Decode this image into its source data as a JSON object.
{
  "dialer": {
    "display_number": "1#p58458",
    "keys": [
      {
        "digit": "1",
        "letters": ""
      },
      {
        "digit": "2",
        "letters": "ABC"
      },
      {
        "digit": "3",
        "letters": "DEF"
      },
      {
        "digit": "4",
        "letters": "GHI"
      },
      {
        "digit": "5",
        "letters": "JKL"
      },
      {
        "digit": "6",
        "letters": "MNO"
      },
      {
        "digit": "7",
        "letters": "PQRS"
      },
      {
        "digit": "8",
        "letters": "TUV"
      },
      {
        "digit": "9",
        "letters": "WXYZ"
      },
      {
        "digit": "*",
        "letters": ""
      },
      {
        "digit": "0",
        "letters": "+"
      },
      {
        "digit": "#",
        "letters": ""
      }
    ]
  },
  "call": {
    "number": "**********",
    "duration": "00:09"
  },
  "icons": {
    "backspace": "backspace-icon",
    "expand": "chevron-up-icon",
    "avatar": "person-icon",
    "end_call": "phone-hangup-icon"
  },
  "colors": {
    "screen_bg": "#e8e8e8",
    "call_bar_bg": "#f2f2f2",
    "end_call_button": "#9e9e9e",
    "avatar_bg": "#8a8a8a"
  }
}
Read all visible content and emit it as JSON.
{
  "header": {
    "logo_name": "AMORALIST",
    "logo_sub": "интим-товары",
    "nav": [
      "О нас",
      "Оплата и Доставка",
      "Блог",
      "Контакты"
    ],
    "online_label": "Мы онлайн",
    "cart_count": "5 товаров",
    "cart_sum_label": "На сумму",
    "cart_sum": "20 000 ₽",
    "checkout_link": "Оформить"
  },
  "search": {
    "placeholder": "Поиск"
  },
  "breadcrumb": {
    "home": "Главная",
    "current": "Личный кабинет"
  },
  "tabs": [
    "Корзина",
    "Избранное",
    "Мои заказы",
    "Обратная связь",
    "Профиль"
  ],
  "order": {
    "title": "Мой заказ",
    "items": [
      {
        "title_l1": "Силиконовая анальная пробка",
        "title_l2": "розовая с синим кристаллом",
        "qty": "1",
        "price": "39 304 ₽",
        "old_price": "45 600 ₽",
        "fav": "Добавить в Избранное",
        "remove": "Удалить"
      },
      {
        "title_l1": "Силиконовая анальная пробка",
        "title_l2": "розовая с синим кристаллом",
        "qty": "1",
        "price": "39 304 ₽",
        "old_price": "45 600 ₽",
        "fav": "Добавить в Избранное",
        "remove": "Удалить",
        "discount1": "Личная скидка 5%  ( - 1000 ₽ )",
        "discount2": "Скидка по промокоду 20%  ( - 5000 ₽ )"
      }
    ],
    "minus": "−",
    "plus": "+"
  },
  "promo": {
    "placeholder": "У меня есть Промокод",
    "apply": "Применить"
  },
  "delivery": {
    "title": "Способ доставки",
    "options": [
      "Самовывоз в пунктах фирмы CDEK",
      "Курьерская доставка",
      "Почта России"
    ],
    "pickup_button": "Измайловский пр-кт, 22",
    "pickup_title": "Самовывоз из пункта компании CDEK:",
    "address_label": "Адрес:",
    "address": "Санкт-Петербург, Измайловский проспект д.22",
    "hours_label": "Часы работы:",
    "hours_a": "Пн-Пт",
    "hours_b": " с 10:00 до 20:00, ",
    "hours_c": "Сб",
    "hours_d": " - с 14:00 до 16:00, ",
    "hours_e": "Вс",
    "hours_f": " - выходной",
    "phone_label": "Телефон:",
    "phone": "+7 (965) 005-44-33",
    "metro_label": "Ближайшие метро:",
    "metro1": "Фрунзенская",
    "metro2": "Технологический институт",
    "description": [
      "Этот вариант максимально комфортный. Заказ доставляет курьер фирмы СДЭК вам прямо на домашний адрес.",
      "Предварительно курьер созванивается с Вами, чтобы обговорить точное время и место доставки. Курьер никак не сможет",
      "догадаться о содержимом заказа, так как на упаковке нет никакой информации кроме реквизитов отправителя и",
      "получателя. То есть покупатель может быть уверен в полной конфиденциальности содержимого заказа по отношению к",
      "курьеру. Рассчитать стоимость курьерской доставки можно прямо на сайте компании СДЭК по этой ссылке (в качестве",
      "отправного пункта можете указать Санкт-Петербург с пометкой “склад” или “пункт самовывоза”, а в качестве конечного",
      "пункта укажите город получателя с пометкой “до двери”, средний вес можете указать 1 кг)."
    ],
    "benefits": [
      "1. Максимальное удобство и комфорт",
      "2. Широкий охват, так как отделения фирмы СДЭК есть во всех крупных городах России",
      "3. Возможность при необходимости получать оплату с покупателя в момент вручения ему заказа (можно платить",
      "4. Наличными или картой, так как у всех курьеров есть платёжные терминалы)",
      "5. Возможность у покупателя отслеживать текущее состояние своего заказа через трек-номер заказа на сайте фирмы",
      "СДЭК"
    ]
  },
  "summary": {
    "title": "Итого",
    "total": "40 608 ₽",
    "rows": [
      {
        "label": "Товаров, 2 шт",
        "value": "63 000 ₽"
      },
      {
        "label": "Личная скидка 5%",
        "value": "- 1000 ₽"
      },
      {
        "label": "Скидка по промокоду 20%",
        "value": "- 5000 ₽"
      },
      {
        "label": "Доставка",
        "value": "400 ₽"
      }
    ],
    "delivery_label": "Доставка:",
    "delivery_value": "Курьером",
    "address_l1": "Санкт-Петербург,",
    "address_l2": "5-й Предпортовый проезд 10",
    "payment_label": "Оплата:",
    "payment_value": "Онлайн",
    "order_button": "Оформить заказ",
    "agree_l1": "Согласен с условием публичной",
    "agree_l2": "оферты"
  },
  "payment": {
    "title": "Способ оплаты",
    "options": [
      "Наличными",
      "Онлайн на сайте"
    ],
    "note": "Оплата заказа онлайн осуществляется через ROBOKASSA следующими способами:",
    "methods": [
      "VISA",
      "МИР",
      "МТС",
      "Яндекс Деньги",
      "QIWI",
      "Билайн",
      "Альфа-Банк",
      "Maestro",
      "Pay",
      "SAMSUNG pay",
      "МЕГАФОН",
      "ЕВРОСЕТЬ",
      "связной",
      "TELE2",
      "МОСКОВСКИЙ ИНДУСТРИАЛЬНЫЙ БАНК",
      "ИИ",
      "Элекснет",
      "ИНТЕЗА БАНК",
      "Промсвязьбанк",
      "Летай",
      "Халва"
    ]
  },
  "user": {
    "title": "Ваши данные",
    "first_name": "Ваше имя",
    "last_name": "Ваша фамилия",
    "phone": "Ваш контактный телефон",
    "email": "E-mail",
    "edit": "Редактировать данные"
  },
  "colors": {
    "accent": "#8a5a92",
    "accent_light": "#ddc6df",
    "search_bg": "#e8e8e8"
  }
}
——
Task to carry out
Using the material above, print every entry exactly as written.

Correct result
Decode this image into its source data as a JSON object.
{
  "dialer": {
    "display_number": "1#p58458",
    "keys": [
      {
        "digit": "1",
        "letters": ""
      },
      {
        "digit": "2",
        "letters": "ABC"
      },
      {
        "digit": "3",
        "letters": "DEF"
      },
      {
        "digit": "4",
        "letters": "GHI"
      },
      {
        "digit": "5",
        "letters": "JKL"
      },
      {
        "digit": "6",
        "letters": "MNO"
      },
      {
        "digit": "7",
        "letters": "PQRS"
      },
      {
        "digit": "8",
        "letters": "TUV"
      },
      {
        "digit": "9",
        "letters": "WXYZ"
      },
      {
        "digit": "*",
        "letters": ""
      },
      {
        "digit": "0",
        "letters": "+"
      },
      {
        "digit": "#",
        "letters": ""
      }
    ]
  },
  "call": {
    "number": "**********",
    "duration": "00:09"
  },
  "icons": {
    "backspace": "backspace-icon",
    "expand": "chevron-up-icon",
    "avatar": "person-icon",
    "end_call": "phone-hangup-icon"
  },
  "colors": {
    "screen_bg": "#e8e8e8",
    "call_bar_bg": "#f2f2f2",
    "end_call_button": "#9e9e9e",
    "avatar_bg": "#8a8a8a"
  }
}
Read all visible content and emit it as JSON.
{
  "header": {
    "logo_name": "AMORALIST",
    "logo_sub": "интим-товары",
    "nav": [
      "О нас",
      "Оплата и Доставка",
      "Блог",
      "Контакты"
    ],
    "online_label": "Мы онлайн",
    "cart_count": "5 товаров",
    "cart_sum_label": "На сумму",
    "cart_sum": "20 000 ₽",
    "checkout_link": "Оформить"
  },
  "search": {
    "placeholder": "Поиск"
  },
  "breadcrumb": {
    "home": "Главная",
    "current": "Личный кабинет"
  },
  "tabs": [
    "Корзина",
    "Избранное",
    "Мои заказы",
    "Обратная связь",
    "Профиль"
  ],
  "order": {
    "title": "Мой заказ",
    "items": [
      {
        "title_l1": "Силиконовая анальная пробка",
        "title_l2": "розовая с синим кристаллом",
        "qty": "1",
        "price": "39 304 ₽",
        "old_price": "45 600 ₽",
        "fav": "Добавить в Избранное",
        "remove": "Удалить"
      },
      {
        "title_l1": "Силиконовая анальная пробка",
        "title_l2": "розовая с синим кристаллом",
        "qty": "1",
        "price": "39 304 ₽",
        "old_price": "45 600 ₽",
        "fav": "Добавить в Избранное",
        "remove": "Удалить",
        "discount1": "Личная скидка 5%  ( - 1000 ₽ )",
        "discount2": "Скидка по промокоду 20%  ( - 5000 ₽ )"
      }
    ],
    "minus": "−",
    "plus": "+"
  },
  "promo": {
    "placeholder": "У меня есть Промокод",
    "apply": "Применить"
  },
  "delivery": {
    "title": "Способ доставки",
    "options": [
      "Самовывоз в пунктах фирмы CDEK",
      "Курьерская доставка",
      "Почта России"
    ],
    "pickup_button": "Измайловский пр-кт, 22",
    "pickup_title": "Самовывоз из пункта компании CDEK:",
    "address_label": "Адрес:",
    "address": "Санкт-Петербург, Измайловский проспект д.22",
    "hours_label": "Часы работы:",
    "hours_a": "Пн-Пт",
    "hours_b": " с 10:00 до 20:00, ",
    "hours_c": "Сб",
    "hours_d": " - с 14:00 до 16:00, ",
    "hours_e": "Вс",
    "hours_f": " - выходной",
    "phone_label": "Телефон:",
    "phone": "+7 (965) 005-44-33",
    "metro_label": "Ближайшие метро:",
    "metro1": "Фрунзенская",
    "metro2": "Технологический институт",
    "description": [
      "Этот вариант максимально комфортный. Заказ доставляет курьер фирмы СДЭК вам прямо на домашний адрес.",
      "Предварительно курьер созванивается с Вами, чтобы обговорить точное время и место доставки. Курьер никак не сможет",
      "догадаться о содержимом заказа, так как на упаковке нет никакой информации кроме реквизитов отправителя и",
      "получателя. То есть покупатель может быть уверен в полной конфиденциальности содержимого заказа по отношению к",
      "курьеру. Рассчитать стоимость курьерской доставки можно прямо на сайте компании СДЭК по этой ссылке (в качестве",
      "отправного пункта можете указать Санкт-Петербург с пометкой “склад” или “пункт самовывоза”, а в качестве конечного",
      "пункта укажите город получателя с пометкой “до двери”, средний вес можете указать 1 кг)."
    ],
    "benefits": [
      "1. Максимальное удобство и комфорт",
      "2. Широкий охват, так как отделения фирмы СДЭК есть во всех крупных городах России",
      "3. Возможность при необходимости получать оплату с покупателя в момент вручения ему заказа (можно платить",
      "4. Наличными или картой, так как у всех курьеров есть платёжные терминалы)",
      "5. Возможность у покупателя отслеживать текущее состояние своего заказа через трек-номер заказа на сайте фирмы",
      "СДЭК"
    ]
  },
  "summary": {
    "title": "Итого",
    "total": "40 608 ₽",
    "rows": [
      {
        "label": "Товаров, 2 шт",
        "value": "63 000 ₽"
      },
      {
        "label": "Личная скидка 5%",
        "value": "- 1000 ₽"
      },
      {
        "label": "Скидка по промокоду 20%",
        "value": "- 5000 ₽"
      },
      {
        "label": "Доставка",
        "value": "400 ₽"
      }
    ],
    "delivery_label": "Доставка:",
    "delivery_value": "Курьером",
    "address_l1": "Санкт-Петербург,",
    "address_l2": "5-й Предпортовый проезд 10",
    "payment_label": "Оплата:",
    "payment_value": "Онлайн",
    "order_button": "Оформить заказ",
    "agree_l1": "Согласен с условием публичной",
    "agree_l2": "оферты"
  },
  "payment": {
    "title": "Способ оплаты",
    "options": [
      "Наличными",
      "Онлайн на сайте"
    ],
    "note": "Оплата заказа онлайн осуществляется через ROBOKASSA следующими способами:",
    "methods": [
      "VISA",
      "МИР",
      "МТС",
      "Яндекс Деньги",
      "QIWI",
      "Билайн",
      "Альфа-Банк",
      "Maestro",
      "Pay",
      "SAMSUNG pay",
      "МЕГАФОН",
      "ЕВРОСЕТЬ",
      "связной",
      "TELE2",
      "МОСКОВСКИЙ ИНДУСТРИАЛЬНЫЙ БАНК",
      "ИИ",
      "Элекснет",
      "ИНТЕЗА БАНК",
      "Промсвязьбанк",
      "Летай",
      "Халва"
    ]
  },
  "user": {
    "title": "Ваши данные",
    "first_name": "Ваше имя",
    "last_name": "Ваша фамилия",
    "phone": "Ваш контактный телефон",
    "email": "E-mail",
    "edit": "Редактировать данные"
  },
  "colors": {
    "accent": "#8a5a92",
    "accent_light": "#ddc6df",
    "search_bg": "#e8e8e8"
  }
}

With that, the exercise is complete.